[Stated exercise]: Gather, from the data below, each line in which the word "мене" occurs.

[Record excerpts]:
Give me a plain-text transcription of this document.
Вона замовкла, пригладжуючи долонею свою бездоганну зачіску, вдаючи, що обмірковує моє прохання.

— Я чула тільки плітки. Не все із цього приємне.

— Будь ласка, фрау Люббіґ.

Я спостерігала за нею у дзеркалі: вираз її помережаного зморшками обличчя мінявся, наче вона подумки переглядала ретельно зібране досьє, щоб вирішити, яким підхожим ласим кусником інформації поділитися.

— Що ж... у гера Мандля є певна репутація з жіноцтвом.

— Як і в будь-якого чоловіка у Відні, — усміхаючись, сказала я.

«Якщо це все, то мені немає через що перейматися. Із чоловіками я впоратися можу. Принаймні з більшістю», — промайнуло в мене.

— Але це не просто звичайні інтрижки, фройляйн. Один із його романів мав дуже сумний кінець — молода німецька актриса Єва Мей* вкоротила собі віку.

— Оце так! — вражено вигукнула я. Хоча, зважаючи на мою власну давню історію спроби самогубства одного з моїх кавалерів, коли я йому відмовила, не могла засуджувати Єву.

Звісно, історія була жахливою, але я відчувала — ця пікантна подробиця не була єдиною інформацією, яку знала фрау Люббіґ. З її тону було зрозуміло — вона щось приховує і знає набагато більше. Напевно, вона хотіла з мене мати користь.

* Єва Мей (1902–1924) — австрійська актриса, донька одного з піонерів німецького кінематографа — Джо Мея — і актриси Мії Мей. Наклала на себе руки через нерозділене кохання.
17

[Answer to this task]:
«Якщо це все, то мені немає через що перейматися. Із чоловіками я впоратися можу. Принаймні з більшістю», — промайнуло в мене.
Звісно, історія була жахливою, але я відчувала — ця пікантна подробиця не була єдиною інформацією, яку знала фрау Люббіґ. З її тону було зрозуміло — вона щось приховує і знає набагато більше. Напевно, вона хотіла з мене мати користь.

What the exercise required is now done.